[start of PROVIDED RECORDS]

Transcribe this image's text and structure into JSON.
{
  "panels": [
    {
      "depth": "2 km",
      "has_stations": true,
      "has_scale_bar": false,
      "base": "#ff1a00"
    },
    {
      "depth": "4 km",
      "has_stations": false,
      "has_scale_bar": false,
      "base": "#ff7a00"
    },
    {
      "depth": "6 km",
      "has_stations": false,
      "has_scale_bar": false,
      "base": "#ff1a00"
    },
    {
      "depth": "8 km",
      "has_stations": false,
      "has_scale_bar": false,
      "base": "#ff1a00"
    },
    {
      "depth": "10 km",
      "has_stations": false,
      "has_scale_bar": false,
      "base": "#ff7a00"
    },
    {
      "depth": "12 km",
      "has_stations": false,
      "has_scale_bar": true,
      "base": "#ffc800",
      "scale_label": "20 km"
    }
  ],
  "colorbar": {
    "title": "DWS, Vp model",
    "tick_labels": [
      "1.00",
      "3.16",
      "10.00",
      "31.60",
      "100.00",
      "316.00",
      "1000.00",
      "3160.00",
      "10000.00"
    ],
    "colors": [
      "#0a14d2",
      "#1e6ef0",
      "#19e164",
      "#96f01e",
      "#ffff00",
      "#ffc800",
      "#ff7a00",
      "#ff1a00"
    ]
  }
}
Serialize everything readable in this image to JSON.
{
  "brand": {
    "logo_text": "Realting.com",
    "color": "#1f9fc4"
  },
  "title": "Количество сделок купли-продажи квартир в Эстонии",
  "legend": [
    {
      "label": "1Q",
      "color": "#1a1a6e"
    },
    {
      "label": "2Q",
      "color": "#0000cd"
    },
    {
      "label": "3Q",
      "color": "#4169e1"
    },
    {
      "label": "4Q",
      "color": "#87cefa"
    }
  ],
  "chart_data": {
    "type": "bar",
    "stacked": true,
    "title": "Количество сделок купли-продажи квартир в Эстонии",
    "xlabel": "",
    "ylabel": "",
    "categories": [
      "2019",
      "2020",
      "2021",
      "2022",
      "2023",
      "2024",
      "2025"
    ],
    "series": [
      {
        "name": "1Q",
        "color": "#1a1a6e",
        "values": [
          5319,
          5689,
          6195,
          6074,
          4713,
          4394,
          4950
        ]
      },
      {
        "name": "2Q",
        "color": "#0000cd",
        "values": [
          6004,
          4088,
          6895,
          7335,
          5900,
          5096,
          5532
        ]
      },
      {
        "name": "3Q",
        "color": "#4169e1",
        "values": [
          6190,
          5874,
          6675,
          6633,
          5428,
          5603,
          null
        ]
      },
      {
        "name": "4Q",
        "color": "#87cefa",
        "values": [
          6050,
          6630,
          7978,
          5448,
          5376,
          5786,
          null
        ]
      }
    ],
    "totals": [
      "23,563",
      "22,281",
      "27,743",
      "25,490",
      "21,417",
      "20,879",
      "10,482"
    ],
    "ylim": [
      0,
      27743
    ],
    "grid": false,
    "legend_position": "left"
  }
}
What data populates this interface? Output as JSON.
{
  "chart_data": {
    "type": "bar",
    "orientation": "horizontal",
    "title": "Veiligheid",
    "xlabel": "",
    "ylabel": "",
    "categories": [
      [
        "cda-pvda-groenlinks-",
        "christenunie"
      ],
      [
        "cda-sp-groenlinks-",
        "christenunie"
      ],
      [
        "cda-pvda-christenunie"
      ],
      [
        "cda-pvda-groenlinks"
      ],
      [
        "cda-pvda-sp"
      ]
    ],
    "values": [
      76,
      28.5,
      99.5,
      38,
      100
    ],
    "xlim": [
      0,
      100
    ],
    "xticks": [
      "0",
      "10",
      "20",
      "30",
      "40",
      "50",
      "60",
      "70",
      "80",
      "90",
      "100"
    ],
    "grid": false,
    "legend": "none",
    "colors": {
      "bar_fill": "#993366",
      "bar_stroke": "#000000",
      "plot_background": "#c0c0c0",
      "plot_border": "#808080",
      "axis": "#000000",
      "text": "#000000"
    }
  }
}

[end of PROVIDED RECORDS]

● SET PROBLEM: Above are some records; repeat all of them exactly.

● OUTPUT OF THE TASK:
Transcribe this image's text and structure into JSON.
{
  "panels": [
    {
      "depth": "2 km",
      "has_stations": true,
      "has_scale_bar": false,
      "base": "#ff1a00"
    },
    {
      "depth": "4 km",
      "has_stations": false,
      "has_scale_bar": false,
      "base": "#ff7a00"
    },
    {
      "depth": "6 km",
      "has_stations": false,
      "has_scale_bar": false,
      "base": "#ff1a00"
    },
    {
      "depth": "8 km",
      "has_stations": false,
      "has_scale_bar": false,
      "base": "#ff1a00"
    },
    {
      "depth": "10 km",
      "has_stations": false,
      "has_scale_bar": false,
      "base": "#ff7a00"
    },
    {
      "depth": "12 km",
      "has_stations": false,
      "has_scale_bar": true,
      "base": "#ffc800",
      "scale_label": "20 km"
    }
  ],
  "colorbar": {
    "title": "DWS, Vp model",
    "tick_labels": [
      "1.00",
      "3.16",
      "10.00",
      "31.60",
      "100.00",
      "316.00",
      "1000.00",
      "3160.00",
      "10000.00"
    ],
    "colors": [
      "#0a14d2",
      "#1e6ef0",
      "#19e164",
      "#96f01e",
      "#ffff00",
      "#ffc800",
      "#ff7a00",
      "#ff1a00"
    ]
  }
}
Serialize everything readable in this image to JSON.
{
  "brand": {
    "logo_text": "Realting.com",
    "color": "#1f9fc4"
  },
  "title": "Количество сделок купли-продажи квартир в Эстонии",
  "legend": [
    {
      "label": "1Q",
      "color": "#1a1a6e"
    },
    {
      "label": "2Q",
      "color": "#0000cd"
    },
    {
      "label": "3Q",
      "color": "#4169e1"
    },
    {
      "label": "4Q",
      "color": "#87cefa"
    }
  ],
  "chart_data": {
    "type": "bar",
    "stacked": true,
    "title": "Количество сделок купли-продажи квартир в Эстонии",
    "xlabel": "",
    "ylabel": "",
    "categories": [
      "2019",
      "2020",
      "2021",
      "2022",
      "2023",
      "2024",
      "2025"
    ],
    "series": [
      {
        "name": "1Q",
        "color": "#1a1a6e",
        "values": [
          5319,
          5689,
          6195,
          6074,
          4713,
          4394,
          4950
        ]
      },
      {
        "name": "2Q",
        "color": "#0000cd",
        "values": [
          6004,
          4088,
          6895,
          7335,
          5900,
          5096,
          5532
        ]
      },
      {
        "name": "3Q",
        "color": "#4169e1",
        "values": [
          6190,
          5874,
          6675,
          6633,
          5428,
          5603,
          null
        ]
      },
      {
        "name": "4Q",
        "color": "#87cefa",
        "values": [
          6050,
          6630,
          7978,
          5448,
          5376,
          5786,
          null
        ]
      }
    ],
    "totals": [
      "23,563",
      "22,281",
      "27,743",
      "25,490",
      "21,417",
      "20,879",
      "10,482"
    ],
    "ylim": [
      0,
      27743
    ],
    "grid": false,
    "legend_position": "left"
  }
}
What data populates this interface? Output as JSON.
{
  "chart_data": {
    "type": "bar",
    "orientation": "horizontal",
    "title": "Veiligheid",
    "xlabel": "",
    "ylabel": "",
    "categories": [
      [
        "cda-pvda-groenlinks-",
        "christenunie"
      ],
      [
        "cda-sp-groenlinks-",
        "christenunie"
      ],
      [
        "cda-pvda-christenunie"
      ],
      [
        "cda-pvda-groenlinks"
      ],
      [
        "cda-pvda-sp"
      ]
    ],
    "values": [
      76,
      28.5,
      99.5,
      38,
      100
    ],
    "xlim": [
      0,
      100
    ],
    "xticks": [
      "0",
      "10",
      "20",
      "30",
      "40",
      "50",
      "60",
      "70",
      "80",
      "90",
      "100"
    ],
    "grid": false,
    "legend": "none",
    "colors": {
      "bar_fill": "#993366",
      "bar_stroke": "#000000",
      "plot_background": "#c0c0c0",
      "plot_border": "#808080",
      "axis": "#000000",
      "text": "#000000"
    }
  }
}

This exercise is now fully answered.